Instructions for the task: Locate the string "this" in the records below. Copy every line where it occurs.

# start of Entries shown

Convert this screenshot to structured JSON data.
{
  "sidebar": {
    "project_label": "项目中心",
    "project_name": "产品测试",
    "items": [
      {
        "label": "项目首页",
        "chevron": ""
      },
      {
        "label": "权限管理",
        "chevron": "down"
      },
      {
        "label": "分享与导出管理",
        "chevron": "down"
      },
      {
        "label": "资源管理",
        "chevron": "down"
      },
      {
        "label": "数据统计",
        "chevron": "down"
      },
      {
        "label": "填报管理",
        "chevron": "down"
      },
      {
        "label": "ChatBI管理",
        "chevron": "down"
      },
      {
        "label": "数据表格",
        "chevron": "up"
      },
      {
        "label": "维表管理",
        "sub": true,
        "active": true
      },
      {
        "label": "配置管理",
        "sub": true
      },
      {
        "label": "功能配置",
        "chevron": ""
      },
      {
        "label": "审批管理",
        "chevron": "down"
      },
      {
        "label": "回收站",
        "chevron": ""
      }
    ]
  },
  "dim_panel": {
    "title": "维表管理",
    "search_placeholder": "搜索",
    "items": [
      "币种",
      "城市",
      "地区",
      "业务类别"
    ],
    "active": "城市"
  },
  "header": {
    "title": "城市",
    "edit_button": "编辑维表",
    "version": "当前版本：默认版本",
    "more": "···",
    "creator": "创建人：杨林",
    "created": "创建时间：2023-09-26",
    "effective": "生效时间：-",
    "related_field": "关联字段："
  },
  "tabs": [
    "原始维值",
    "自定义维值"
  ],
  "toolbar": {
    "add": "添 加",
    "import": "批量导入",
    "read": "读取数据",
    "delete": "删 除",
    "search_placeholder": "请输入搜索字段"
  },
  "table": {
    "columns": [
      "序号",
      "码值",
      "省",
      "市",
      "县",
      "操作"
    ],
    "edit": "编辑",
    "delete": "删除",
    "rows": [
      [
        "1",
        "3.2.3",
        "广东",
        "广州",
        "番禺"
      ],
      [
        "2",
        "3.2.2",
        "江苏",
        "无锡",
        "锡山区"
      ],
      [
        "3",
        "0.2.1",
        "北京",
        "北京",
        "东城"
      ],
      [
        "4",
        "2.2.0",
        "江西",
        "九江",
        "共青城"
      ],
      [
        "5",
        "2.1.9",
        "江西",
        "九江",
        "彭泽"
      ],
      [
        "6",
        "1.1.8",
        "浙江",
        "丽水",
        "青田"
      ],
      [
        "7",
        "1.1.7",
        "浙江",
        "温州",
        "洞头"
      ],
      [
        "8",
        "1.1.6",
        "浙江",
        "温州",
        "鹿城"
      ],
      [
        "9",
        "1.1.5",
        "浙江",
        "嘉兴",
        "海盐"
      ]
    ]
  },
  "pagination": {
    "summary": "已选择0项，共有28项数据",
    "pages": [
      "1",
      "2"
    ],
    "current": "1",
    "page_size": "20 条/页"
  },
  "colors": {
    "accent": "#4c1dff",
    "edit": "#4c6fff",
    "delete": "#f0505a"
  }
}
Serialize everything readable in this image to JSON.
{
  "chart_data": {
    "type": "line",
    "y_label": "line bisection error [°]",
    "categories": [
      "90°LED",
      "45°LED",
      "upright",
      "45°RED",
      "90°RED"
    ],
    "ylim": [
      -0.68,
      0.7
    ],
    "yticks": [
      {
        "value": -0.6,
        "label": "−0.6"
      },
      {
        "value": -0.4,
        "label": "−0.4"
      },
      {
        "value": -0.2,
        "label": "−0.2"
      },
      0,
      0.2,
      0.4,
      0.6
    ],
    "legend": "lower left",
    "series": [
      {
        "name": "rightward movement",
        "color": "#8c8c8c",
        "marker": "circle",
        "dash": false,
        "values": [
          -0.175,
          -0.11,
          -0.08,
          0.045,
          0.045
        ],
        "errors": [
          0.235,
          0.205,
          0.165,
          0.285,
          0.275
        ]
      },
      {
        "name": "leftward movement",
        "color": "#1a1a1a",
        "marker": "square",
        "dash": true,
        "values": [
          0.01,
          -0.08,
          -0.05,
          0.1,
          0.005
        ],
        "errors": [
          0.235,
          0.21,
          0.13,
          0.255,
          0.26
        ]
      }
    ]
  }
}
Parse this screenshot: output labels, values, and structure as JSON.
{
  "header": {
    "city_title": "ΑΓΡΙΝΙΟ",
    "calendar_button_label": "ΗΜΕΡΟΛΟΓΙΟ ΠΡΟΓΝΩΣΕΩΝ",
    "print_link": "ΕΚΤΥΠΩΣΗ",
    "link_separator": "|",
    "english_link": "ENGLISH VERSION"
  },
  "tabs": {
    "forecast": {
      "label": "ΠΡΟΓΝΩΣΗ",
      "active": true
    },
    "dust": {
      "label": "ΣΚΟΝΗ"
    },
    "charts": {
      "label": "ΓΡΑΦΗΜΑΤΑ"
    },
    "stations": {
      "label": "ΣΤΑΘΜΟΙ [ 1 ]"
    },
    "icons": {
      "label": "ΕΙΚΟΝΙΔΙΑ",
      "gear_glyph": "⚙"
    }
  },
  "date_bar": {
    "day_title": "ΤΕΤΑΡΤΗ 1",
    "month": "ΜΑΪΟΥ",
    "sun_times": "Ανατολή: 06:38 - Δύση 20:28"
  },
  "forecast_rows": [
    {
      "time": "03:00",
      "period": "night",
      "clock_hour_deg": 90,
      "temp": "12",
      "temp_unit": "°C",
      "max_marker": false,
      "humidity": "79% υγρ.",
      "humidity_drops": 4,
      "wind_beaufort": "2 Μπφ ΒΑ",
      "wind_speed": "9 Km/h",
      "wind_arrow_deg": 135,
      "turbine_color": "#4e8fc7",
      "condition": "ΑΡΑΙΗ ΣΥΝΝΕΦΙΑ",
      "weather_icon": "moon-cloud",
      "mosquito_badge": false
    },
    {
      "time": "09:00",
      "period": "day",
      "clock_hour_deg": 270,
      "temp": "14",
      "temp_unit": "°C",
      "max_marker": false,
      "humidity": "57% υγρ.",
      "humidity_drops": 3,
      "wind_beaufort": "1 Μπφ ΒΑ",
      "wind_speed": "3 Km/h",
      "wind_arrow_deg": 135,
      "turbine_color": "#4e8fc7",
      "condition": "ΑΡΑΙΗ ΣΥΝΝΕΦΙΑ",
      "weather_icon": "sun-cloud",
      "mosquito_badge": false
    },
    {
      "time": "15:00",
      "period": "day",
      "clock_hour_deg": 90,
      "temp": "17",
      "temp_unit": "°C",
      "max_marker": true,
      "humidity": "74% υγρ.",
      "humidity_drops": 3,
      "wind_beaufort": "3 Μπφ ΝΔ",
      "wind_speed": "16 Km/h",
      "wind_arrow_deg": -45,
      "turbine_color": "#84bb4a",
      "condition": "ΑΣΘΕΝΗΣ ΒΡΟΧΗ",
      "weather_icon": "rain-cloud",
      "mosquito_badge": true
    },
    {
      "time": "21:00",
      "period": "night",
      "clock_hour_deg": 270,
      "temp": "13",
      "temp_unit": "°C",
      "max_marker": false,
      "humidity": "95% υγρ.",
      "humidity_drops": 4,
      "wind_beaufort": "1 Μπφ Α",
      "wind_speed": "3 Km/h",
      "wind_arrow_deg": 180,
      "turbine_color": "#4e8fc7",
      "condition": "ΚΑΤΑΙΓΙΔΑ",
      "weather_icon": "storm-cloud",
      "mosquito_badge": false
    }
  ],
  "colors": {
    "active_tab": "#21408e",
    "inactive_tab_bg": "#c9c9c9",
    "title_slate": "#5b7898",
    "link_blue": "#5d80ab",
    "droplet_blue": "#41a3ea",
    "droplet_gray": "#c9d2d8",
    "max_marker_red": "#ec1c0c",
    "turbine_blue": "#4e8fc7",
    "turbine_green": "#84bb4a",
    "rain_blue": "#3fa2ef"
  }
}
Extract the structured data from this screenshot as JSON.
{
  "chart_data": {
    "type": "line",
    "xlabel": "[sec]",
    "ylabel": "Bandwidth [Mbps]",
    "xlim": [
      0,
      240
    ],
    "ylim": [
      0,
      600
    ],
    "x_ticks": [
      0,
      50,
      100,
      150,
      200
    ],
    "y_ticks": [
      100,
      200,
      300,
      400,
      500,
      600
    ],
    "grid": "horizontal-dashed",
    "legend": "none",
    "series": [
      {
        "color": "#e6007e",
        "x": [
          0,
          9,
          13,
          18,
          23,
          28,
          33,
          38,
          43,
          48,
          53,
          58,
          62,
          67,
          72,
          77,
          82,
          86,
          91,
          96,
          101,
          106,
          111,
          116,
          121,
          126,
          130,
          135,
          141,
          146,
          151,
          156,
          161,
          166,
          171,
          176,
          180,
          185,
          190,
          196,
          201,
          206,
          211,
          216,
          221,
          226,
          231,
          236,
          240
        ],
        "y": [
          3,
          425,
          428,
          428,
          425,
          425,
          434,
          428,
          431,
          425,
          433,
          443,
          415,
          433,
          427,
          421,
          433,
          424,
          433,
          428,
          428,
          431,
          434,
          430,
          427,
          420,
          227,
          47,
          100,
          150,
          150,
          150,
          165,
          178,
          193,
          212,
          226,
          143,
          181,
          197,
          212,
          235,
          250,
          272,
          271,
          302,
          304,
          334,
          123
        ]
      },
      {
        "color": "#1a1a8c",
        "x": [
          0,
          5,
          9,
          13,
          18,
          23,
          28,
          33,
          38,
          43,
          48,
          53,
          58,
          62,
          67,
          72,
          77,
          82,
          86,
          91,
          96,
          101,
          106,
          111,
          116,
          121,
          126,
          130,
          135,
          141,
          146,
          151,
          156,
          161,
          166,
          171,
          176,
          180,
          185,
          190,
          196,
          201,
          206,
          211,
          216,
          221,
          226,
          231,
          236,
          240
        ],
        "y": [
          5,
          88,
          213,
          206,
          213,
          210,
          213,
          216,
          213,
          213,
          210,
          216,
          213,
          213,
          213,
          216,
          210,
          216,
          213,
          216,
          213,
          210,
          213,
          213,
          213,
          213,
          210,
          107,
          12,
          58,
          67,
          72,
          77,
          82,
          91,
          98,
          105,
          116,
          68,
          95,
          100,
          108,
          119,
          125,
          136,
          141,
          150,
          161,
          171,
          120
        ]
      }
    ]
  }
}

# end of Entries shown

Output below:
Convert this screenshot to structured JSON data.
Serialize everything readable in this image to JSON.
Parse this screenshot: output labels, values, and structure as JSON.
Extract the structured data from this screenshot as JSON.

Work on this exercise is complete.